Present every line in which the string "сливочного" appears.
*** Recorded information ***
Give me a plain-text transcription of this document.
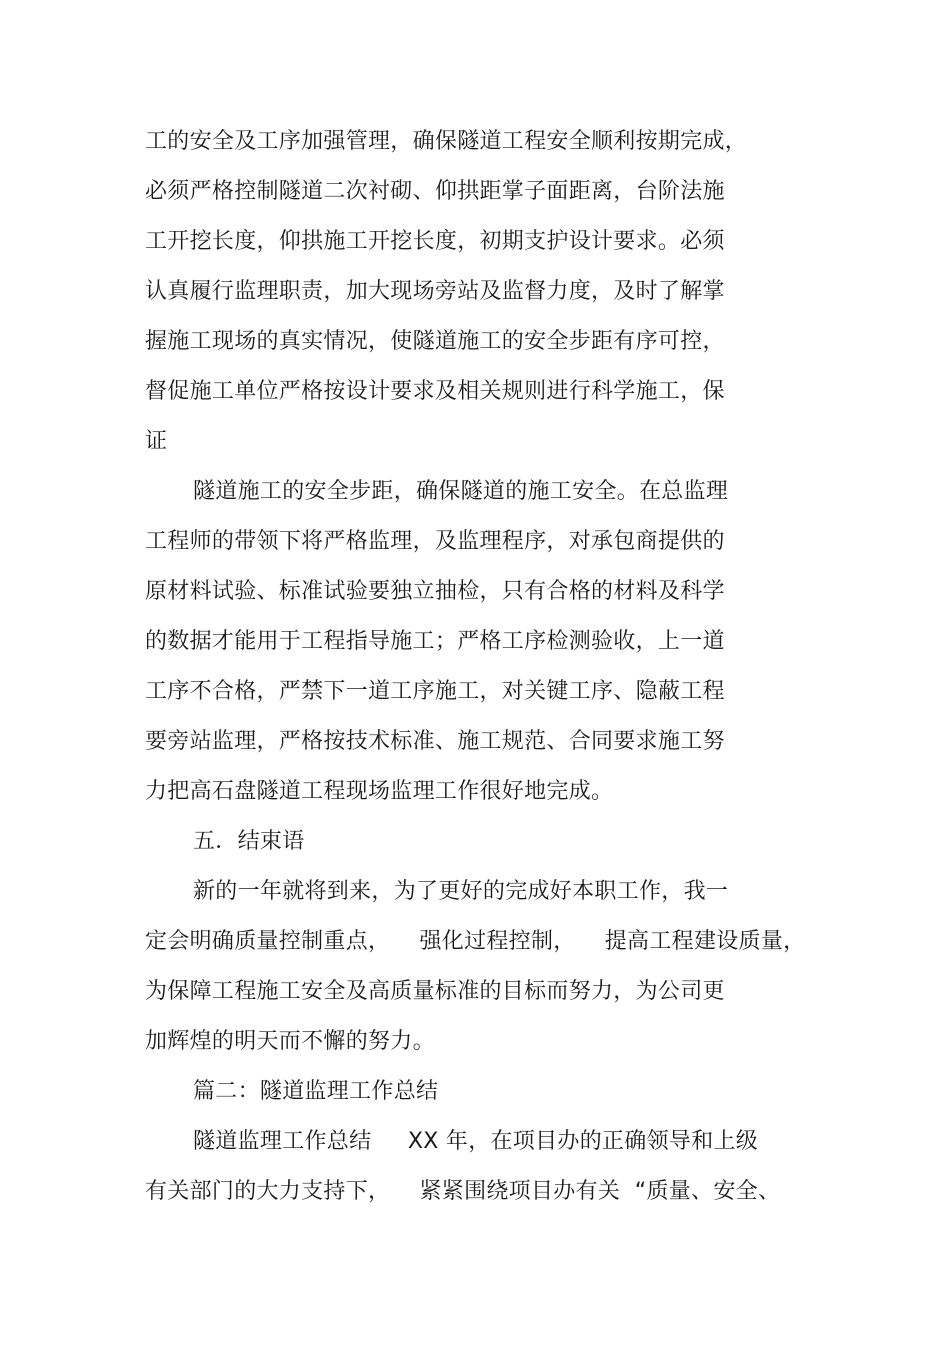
工的安全及工序加强管理，确保隧道工程安全顺利按期完成，
必须严格控制隧道二次衬砌、仰拱距掌子面距离，台阶法施
工开挖长度，仰拱施工开挖长度，初期支护设计要求。必须
认真履行监理职责，加大现场旁站及监督力度，及时了解掌
握施工现场的真实情况，使隧道施工的安全步距有序可控，
督促施工单位严格按设计要求及相关规则进行科学施工，保
证
隧道施工的安全步距，确保隧道的施工安全。在总监理
工程师的带领下将严格监理，及监理程序，对承包商提供的
原材料试验、标准试验要独立抽检，只有合格的材料及科学
的数据才能用于工程指导施工；严格工序检测验收，上一道
工序不合格，严禁下一道工序施工，对关键工序、隐蔽工程
要旁站监理，严格按技术标准、施工规范、合同要求施工努
力把高石盘隧道工程现场监理工作很好地完成。
五．结束语
新的一年就将到来，为了更好的完成好本职工作，我一
定会明确质量控制重点，    强化过程控制，    提高工程建设质量，
为保障工程施工安全及高质量标准的目标而努力，为公司更
加辉煌的明天而不懈的努力。
篇二：隧道监理工作总结
隧道监理工作总结     XX 年，在项目办的正确领导和上级
有关部门的大力支持下，    紧紧围绕项目办有关  “质量、安全、
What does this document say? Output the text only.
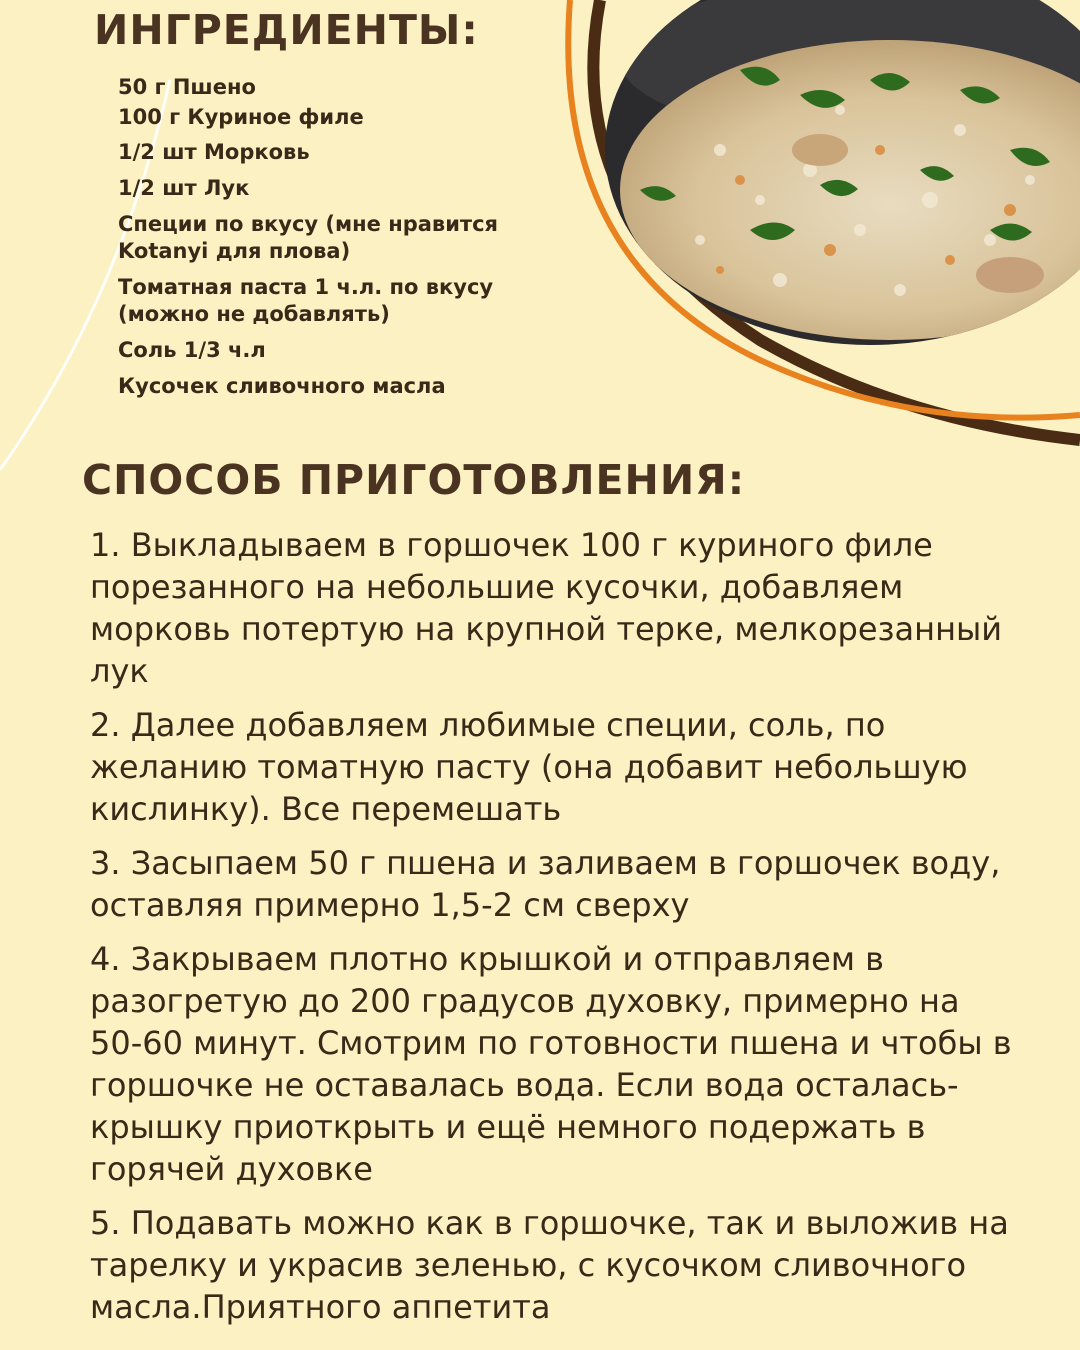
ИНГРЕДИЕНТЫ:
50 г Пшено
100 г Куриное филе
1/2 шт Морковь
1/2 шт Лук
Специи по вкусу (мне нравится Kotanyi для плова)
Томатная паста 1 ч.л. по вкусу (можно не добавлять)
Соль 1/3 ч.л
Кусочек сливочного масла
СПОСОБ ПРИГОТОВЛЕНИЯ:

1. Выкладываем в горшочек 100 г куриного филе порезанного на небольшие кусочки, добавляем морковь потертую на крупной терке, мелкорезанный лук

2. Далее добавляем любимые специи, соль, по желанию томатную пасту (она добавит небольшую кислинку). Все перемешать

3. Засыпаем 50 г пшена и заливаем в горшочек воду, оставляя примерно 1,5-2 см сверху

4. Закрываем плотно крышкой и отправляем в разогретую до 200 градусов духовку, примерно на 50-60 минут. Смотрим по готовности пшена и чтобы в горшочке не оставалась вода. Если вода осталась- крышку приоткрыть и ещё немного подержать в горячей духовке

5. Подавать можно как в горшочке, так и выложив на тарелку и украсив зеленью, с кусочком сливочного масла.Приятного аппетита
***
Correct response:
Кусочек сливочного масла
5. Подавать можно как в горшочке, так и выложив на тарелку и украсив зеленью, с кусочком сливочного масла.Приятного аппетита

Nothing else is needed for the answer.